++++ RECORD EXCERPTS ++++

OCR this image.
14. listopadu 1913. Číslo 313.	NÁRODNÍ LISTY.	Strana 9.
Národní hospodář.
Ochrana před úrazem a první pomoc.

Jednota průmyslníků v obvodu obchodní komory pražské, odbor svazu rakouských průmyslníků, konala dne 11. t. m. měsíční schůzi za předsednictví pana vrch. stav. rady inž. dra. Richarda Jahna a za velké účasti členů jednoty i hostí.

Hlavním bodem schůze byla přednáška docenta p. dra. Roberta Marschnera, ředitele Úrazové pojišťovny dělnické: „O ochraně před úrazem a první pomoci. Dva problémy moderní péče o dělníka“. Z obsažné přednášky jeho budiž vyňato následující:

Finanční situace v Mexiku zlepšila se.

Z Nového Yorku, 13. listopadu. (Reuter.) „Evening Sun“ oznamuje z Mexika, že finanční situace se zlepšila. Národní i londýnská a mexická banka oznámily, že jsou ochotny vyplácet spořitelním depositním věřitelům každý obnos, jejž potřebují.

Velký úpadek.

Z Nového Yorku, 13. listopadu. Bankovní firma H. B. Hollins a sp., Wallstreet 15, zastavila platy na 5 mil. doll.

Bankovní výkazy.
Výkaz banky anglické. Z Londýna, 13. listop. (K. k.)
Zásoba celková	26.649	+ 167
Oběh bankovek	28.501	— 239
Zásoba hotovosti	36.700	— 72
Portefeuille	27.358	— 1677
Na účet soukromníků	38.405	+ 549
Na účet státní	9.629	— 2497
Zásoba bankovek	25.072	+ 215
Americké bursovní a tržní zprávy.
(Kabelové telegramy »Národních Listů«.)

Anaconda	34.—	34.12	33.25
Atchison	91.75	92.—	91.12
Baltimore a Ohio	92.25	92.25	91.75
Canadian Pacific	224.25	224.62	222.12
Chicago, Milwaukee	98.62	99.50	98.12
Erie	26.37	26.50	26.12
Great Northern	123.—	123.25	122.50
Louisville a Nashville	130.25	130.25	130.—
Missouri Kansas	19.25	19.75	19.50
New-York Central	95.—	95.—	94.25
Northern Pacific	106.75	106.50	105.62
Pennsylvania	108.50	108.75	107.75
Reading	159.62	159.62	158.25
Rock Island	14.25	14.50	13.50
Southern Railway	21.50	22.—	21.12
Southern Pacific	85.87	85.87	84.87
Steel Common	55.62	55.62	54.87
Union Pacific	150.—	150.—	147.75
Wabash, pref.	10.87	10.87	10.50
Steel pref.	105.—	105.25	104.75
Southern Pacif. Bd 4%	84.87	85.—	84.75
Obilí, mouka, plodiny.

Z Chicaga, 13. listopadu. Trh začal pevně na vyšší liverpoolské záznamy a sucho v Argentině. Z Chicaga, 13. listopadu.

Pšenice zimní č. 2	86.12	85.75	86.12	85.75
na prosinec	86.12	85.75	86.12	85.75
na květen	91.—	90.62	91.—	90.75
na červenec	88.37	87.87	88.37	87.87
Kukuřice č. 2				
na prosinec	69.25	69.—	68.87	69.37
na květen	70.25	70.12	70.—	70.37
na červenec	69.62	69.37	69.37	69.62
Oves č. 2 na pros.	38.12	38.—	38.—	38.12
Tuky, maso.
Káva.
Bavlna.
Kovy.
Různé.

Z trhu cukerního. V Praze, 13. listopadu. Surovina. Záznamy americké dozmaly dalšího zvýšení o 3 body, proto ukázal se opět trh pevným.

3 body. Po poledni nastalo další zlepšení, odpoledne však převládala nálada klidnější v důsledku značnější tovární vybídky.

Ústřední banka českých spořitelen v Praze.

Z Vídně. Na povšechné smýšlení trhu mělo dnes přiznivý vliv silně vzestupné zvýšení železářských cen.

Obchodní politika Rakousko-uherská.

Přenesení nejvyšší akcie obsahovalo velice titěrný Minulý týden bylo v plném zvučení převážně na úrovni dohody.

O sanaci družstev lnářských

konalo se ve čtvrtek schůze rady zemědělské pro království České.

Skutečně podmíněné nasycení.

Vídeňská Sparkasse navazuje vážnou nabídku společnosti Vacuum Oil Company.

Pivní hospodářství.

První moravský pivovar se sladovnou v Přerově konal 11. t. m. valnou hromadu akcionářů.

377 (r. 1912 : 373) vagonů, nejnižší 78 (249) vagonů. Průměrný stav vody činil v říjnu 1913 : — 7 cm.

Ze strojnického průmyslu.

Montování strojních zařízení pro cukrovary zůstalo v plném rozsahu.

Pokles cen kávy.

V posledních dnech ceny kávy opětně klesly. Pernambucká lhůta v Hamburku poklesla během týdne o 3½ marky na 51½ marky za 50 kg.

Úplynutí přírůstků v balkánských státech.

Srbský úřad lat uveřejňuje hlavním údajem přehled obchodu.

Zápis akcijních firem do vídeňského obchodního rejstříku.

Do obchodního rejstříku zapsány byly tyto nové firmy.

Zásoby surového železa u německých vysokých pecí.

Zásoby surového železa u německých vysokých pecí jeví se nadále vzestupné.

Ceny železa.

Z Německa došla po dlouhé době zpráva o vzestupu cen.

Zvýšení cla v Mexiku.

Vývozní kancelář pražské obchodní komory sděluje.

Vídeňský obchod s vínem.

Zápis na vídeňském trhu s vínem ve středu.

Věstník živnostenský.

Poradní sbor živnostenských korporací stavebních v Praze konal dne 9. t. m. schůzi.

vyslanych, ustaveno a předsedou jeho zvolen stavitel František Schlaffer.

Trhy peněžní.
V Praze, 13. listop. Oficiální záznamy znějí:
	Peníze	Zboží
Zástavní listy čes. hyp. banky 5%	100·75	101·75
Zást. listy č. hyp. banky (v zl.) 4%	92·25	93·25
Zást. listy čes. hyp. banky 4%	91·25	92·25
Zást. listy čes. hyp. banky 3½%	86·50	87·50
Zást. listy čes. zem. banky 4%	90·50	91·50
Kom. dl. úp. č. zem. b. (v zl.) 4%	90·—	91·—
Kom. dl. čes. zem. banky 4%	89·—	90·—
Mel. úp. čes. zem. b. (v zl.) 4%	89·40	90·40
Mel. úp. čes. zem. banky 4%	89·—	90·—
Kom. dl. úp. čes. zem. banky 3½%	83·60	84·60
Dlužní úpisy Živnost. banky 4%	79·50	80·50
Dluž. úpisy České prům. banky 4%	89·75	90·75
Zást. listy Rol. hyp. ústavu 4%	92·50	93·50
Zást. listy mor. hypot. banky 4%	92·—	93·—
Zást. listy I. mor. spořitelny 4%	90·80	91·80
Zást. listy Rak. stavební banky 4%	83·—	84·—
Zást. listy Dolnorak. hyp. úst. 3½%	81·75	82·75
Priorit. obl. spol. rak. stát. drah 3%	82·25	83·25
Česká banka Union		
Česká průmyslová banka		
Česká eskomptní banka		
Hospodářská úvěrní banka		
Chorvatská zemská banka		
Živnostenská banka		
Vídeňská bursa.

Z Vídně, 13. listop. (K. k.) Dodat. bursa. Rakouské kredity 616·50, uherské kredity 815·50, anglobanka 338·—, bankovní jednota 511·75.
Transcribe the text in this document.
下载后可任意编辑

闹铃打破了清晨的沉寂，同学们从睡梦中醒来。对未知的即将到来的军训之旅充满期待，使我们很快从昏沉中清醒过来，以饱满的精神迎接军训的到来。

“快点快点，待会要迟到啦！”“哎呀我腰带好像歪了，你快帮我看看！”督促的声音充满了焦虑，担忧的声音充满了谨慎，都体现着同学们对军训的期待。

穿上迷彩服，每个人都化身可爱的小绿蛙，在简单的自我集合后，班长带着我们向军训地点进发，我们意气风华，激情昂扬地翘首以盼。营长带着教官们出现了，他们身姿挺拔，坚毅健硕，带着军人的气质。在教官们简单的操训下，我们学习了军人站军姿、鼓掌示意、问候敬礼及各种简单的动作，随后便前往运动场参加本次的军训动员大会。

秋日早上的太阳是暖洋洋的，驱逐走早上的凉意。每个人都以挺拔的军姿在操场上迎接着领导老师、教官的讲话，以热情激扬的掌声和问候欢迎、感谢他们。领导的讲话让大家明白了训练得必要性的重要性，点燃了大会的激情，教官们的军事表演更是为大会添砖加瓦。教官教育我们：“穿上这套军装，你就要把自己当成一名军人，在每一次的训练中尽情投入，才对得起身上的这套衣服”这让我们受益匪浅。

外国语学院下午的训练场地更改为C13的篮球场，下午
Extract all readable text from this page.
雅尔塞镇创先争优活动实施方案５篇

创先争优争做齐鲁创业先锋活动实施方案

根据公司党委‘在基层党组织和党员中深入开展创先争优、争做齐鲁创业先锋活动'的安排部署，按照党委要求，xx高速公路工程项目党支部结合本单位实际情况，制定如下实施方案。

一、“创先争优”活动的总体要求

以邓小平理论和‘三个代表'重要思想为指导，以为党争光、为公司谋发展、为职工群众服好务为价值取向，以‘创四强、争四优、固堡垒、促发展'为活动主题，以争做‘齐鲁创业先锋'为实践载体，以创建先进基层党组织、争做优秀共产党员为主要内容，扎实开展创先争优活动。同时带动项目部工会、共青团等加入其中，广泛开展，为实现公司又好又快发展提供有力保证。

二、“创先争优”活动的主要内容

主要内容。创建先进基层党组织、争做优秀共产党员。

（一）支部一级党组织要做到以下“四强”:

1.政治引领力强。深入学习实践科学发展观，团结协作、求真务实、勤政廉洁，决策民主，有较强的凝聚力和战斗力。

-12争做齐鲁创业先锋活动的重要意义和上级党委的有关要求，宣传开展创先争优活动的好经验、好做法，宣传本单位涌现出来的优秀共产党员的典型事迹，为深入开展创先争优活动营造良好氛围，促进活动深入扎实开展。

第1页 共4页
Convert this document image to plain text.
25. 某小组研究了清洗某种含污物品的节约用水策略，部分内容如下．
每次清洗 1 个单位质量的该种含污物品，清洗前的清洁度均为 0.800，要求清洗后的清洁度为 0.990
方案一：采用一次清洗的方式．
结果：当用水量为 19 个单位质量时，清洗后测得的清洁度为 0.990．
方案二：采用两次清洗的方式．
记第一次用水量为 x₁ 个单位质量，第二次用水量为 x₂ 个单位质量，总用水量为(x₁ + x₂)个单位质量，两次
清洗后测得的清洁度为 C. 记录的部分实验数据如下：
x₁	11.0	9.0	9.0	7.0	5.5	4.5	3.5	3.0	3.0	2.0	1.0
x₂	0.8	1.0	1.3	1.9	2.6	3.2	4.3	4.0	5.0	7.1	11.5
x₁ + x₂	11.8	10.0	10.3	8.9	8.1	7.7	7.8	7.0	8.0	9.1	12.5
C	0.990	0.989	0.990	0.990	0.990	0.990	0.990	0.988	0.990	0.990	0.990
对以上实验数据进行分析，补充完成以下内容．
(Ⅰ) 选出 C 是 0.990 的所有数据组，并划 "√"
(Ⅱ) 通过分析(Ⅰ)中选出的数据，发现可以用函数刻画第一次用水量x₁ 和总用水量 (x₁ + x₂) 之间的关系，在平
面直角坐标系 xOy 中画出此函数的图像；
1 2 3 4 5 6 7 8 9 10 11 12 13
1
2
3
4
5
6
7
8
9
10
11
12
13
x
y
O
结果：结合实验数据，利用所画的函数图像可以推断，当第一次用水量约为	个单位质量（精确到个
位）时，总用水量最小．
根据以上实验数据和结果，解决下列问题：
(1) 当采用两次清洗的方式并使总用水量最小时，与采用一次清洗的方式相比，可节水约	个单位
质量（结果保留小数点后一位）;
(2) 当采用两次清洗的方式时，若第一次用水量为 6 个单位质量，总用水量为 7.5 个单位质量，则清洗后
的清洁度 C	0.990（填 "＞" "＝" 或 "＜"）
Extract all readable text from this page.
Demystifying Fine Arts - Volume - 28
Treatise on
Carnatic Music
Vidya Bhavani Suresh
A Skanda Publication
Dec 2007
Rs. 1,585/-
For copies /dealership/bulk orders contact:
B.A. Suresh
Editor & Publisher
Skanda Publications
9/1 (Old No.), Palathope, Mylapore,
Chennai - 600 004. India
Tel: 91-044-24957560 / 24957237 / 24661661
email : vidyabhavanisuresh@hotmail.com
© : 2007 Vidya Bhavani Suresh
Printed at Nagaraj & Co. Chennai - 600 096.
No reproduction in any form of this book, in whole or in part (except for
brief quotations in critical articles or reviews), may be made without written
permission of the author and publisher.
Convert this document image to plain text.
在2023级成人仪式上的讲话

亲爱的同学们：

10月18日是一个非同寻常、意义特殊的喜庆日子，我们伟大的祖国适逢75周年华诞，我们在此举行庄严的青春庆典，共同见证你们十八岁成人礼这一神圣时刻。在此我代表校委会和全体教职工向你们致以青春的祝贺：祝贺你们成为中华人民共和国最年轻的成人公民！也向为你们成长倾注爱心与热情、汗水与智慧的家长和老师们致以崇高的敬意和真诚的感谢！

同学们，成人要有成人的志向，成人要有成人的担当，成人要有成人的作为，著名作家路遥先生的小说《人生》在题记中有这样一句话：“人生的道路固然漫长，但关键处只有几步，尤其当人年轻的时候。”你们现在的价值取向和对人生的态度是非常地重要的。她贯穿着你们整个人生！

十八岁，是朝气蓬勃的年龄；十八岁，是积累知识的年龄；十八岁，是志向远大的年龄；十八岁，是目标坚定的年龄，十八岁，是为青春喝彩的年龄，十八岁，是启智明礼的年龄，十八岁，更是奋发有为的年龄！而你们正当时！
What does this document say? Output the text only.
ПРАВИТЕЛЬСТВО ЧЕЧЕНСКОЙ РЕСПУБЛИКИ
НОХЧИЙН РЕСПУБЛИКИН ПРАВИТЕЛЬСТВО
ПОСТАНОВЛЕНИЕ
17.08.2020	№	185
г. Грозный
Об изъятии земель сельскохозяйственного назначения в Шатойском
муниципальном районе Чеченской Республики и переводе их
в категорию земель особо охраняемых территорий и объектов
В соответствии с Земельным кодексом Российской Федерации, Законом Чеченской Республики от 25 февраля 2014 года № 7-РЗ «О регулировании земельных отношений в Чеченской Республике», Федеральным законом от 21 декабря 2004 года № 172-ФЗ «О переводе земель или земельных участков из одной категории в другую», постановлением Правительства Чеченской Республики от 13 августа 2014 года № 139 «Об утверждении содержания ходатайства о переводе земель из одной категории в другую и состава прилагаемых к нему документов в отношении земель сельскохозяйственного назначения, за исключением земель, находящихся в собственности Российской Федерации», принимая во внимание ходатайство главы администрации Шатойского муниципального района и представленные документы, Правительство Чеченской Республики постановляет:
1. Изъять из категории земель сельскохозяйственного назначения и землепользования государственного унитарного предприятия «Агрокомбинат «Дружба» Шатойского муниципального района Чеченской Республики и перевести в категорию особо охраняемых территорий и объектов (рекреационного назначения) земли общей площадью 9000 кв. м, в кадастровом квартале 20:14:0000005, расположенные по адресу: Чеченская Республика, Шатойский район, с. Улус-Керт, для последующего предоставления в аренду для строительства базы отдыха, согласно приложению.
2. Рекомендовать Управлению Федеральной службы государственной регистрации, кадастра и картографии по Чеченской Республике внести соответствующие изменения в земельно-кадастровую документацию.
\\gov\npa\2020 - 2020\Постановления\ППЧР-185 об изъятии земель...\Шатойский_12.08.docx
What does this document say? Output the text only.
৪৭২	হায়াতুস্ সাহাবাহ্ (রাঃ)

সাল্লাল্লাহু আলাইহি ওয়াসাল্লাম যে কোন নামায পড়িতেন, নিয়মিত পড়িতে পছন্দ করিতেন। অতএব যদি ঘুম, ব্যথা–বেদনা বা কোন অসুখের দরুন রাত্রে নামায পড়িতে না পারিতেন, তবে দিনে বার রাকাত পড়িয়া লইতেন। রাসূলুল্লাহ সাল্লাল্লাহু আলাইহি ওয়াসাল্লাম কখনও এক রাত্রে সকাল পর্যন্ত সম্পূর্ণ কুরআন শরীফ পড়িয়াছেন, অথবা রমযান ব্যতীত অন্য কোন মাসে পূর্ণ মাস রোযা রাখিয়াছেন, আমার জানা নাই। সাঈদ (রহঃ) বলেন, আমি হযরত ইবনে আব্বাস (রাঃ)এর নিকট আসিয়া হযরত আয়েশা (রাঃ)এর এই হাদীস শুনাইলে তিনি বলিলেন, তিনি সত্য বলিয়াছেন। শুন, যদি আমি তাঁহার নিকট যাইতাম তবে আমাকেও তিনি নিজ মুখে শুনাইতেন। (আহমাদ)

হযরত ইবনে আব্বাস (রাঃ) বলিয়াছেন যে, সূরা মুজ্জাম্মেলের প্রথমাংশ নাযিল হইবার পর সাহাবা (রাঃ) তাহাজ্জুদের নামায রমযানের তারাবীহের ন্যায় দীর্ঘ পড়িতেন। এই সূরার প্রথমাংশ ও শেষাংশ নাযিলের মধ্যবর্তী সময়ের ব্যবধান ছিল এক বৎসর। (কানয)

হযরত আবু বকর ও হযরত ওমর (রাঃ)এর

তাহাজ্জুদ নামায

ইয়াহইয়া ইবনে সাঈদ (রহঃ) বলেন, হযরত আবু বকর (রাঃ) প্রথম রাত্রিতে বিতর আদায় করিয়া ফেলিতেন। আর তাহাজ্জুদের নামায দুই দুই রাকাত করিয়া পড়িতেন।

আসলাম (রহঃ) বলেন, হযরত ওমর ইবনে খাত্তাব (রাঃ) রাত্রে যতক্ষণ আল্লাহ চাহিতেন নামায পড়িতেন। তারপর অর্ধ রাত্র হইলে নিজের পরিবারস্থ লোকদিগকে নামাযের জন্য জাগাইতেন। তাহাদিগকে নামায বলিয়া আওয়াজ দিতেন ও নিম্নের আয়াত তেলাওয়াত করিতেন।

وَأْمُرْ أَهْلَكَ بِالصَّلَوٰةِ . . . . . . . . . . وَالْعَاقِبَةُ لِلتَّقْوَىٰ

++++

**OBJECTIVE**: Search the lines for the string "Southern" and copy every line that has it.

**COMPLETE OUTPUT**:
Southern Railway	21.50	22.—	21.12
Southern Pacific	85.87	85.87	84.87
Southern Pacif. Bd 4%	84.87	85.—	84.75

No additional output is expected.